Below are records to reproduce in full; copy them exactly but keep the pictures out.

Page text dataset records:
_____

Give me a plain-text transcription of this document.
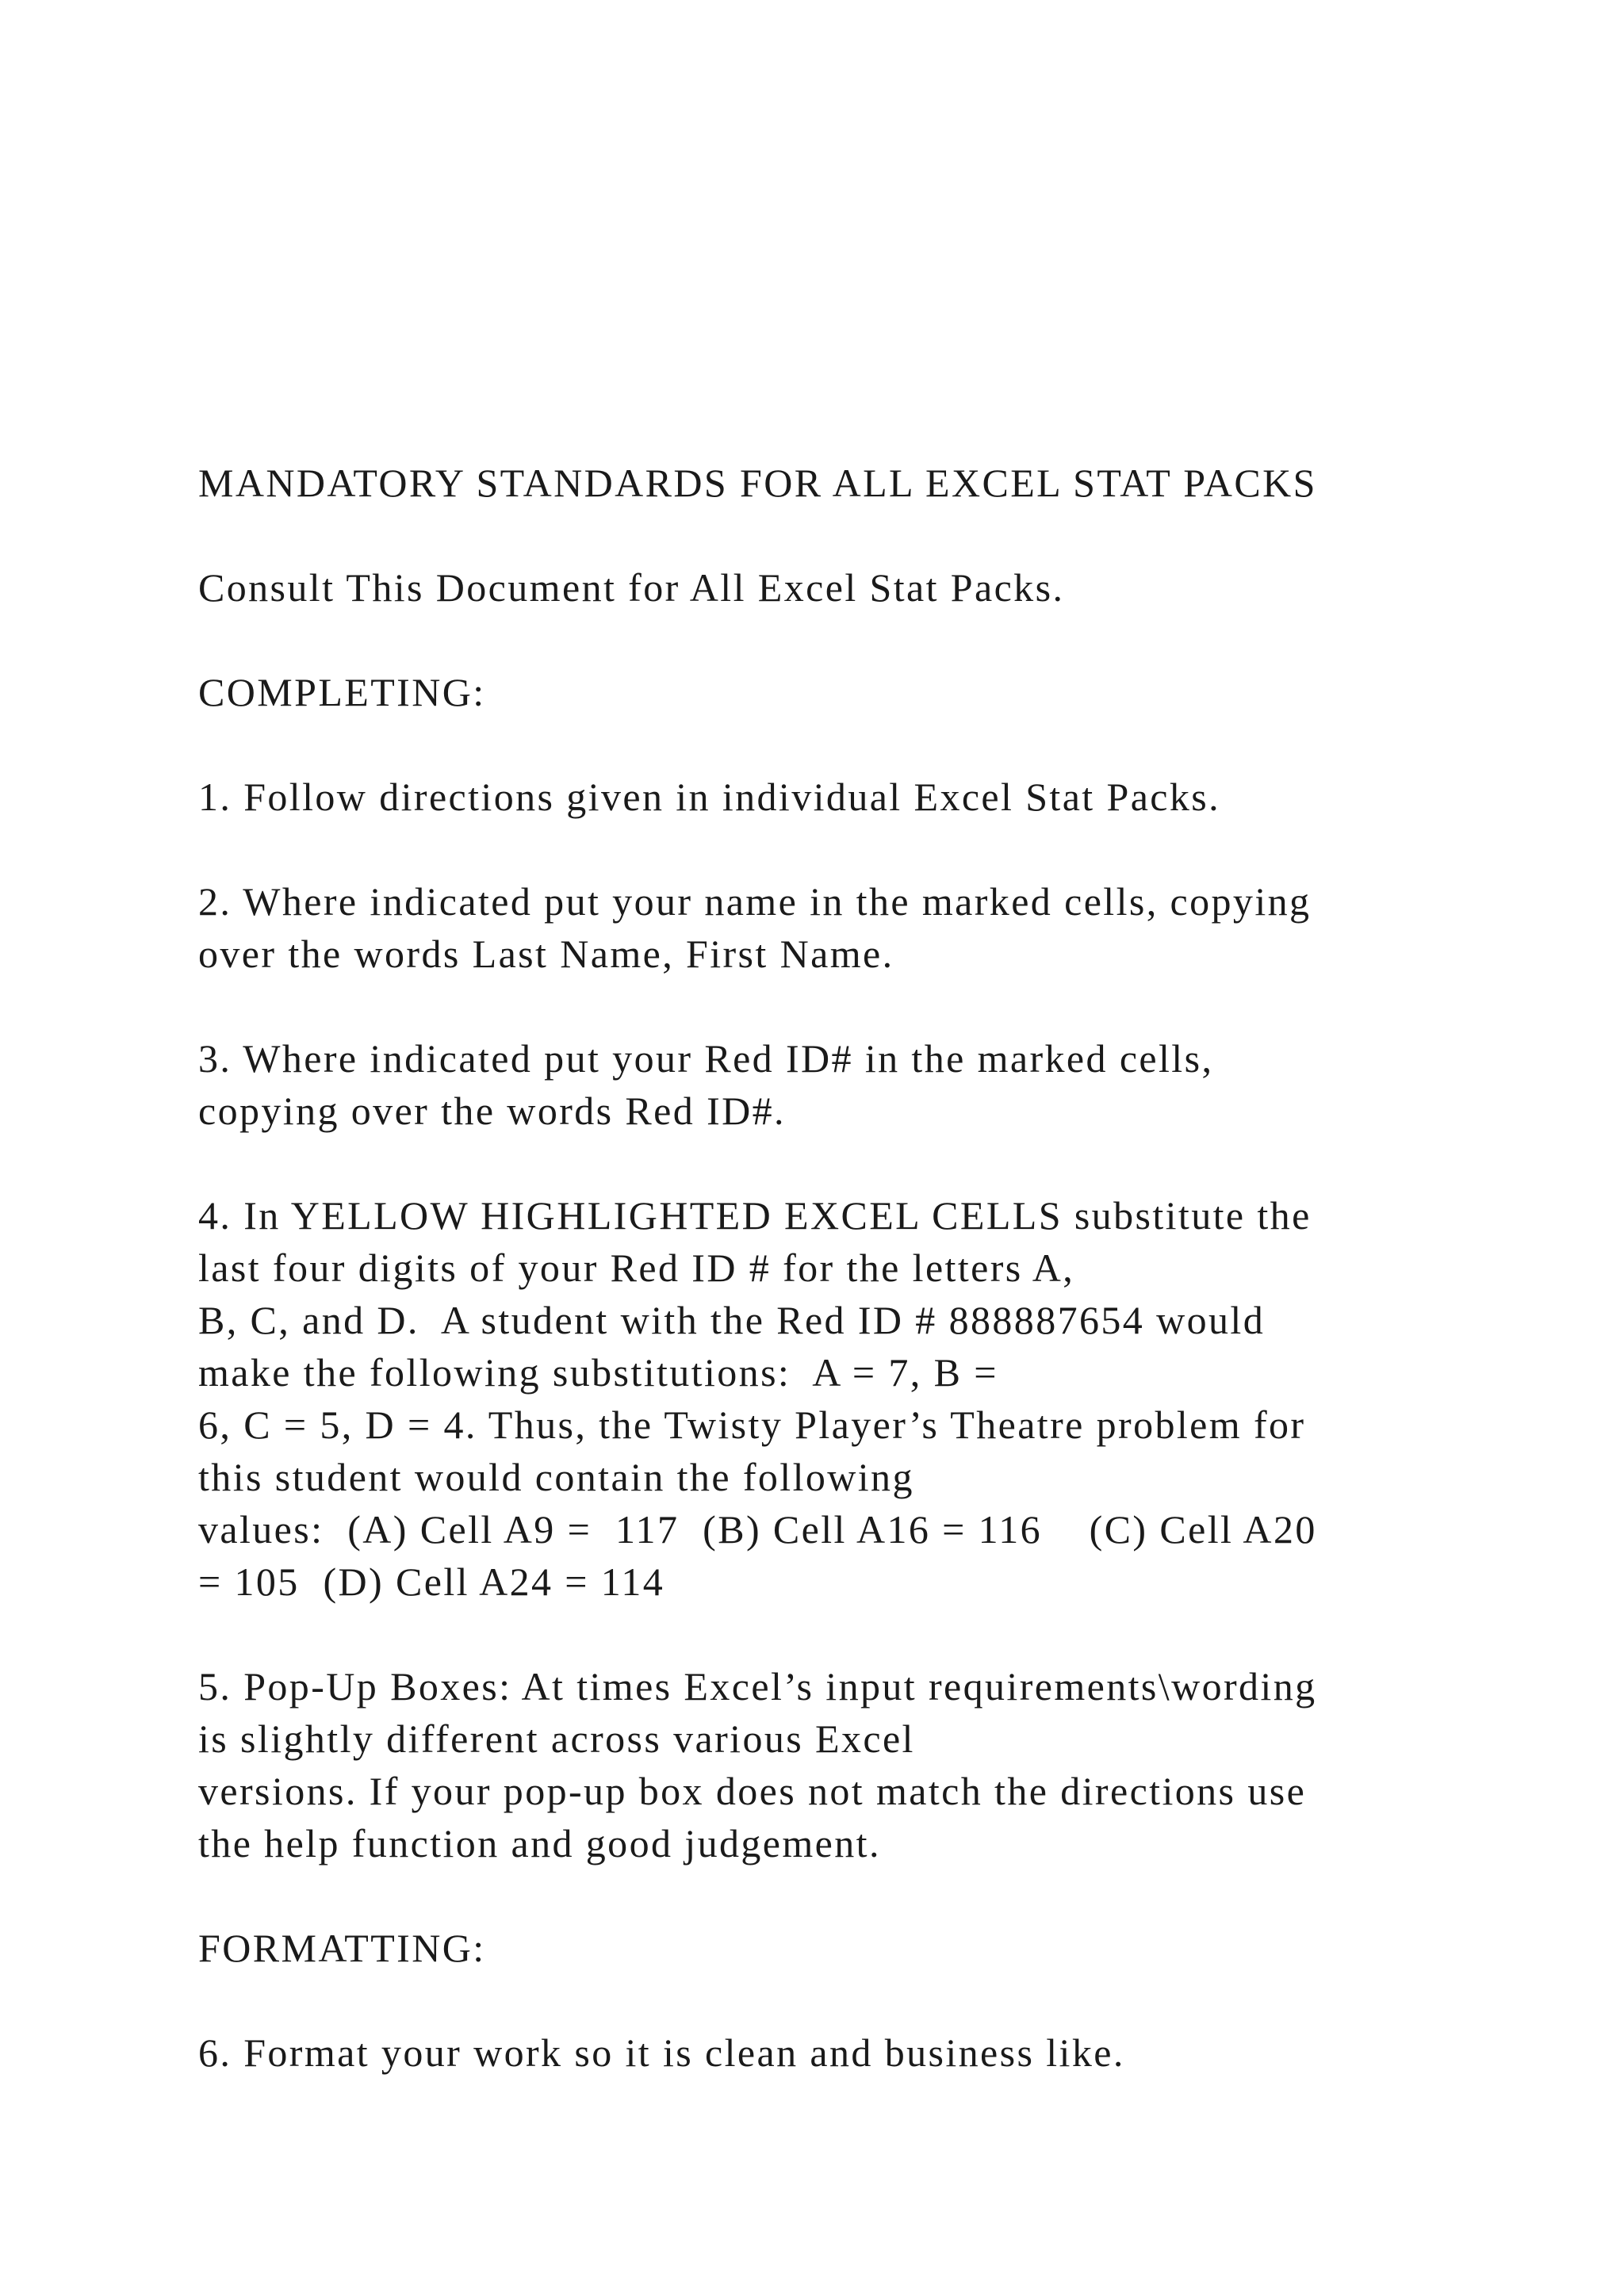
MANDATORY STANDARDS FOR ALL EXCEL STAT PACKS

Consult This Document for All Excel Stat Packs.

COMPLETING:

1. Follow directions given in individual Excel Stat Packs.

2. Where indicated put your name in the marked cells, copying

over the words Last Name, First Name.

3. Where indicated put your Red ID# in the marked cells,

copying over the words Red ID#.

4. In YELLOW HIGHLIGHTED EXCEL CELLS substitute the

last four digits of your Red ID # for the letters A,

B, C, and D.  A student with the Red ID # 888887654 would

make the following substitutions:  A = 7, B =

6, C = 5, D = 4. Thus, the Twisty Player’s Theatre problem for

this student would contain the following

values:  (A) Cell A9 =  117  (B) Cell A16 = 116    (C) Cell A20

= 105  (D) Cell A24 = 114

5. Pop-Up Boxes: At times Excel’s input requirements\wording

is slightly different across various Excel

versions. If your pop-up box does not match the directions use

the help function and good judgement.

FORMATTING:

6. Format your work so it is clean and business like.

_____

#### [Exercise solution]
Give me a plain-text transcription of this document.
MANDATORY STANDARDS FOR ALL EXCEL STAT PACKS

Consult This Document for All Excel Stat Packs.

COMPLETING:

1. Follow directions given in individual Excel Stat Packs.

2. Where indicated put your name in the marked cells, copying

over the words Last Name, First Name.

3. Where indicated put your Red ID# in the marked cells,

copying over the words Red ID#.

4. In YELLOW HIGHLIGHTED EXCEL CELLS substitute the

last four digits of your Red ID # for the letters A,

B, C, and D.  A student with the Red ID # 888887654 would

make the following substitutions:  A = 7, B =

6, C = 5, D = 4. Thus, the Twisty Player’s Theatre problem for

this student would contain the following

values:  (A) Cell A9 =  117  (B) Cell A16 = 116    (C) Cell A20

= 105  (D) Cell A24 = 114

5. Pop-Up Boxes: At times Excel’s input requirements\wording

is slightly different across various Excel

versions. If your pop-up box does not match the directions use

the help function and good judgement.

FORMATTING:

6. Format your work so it is clean and business like.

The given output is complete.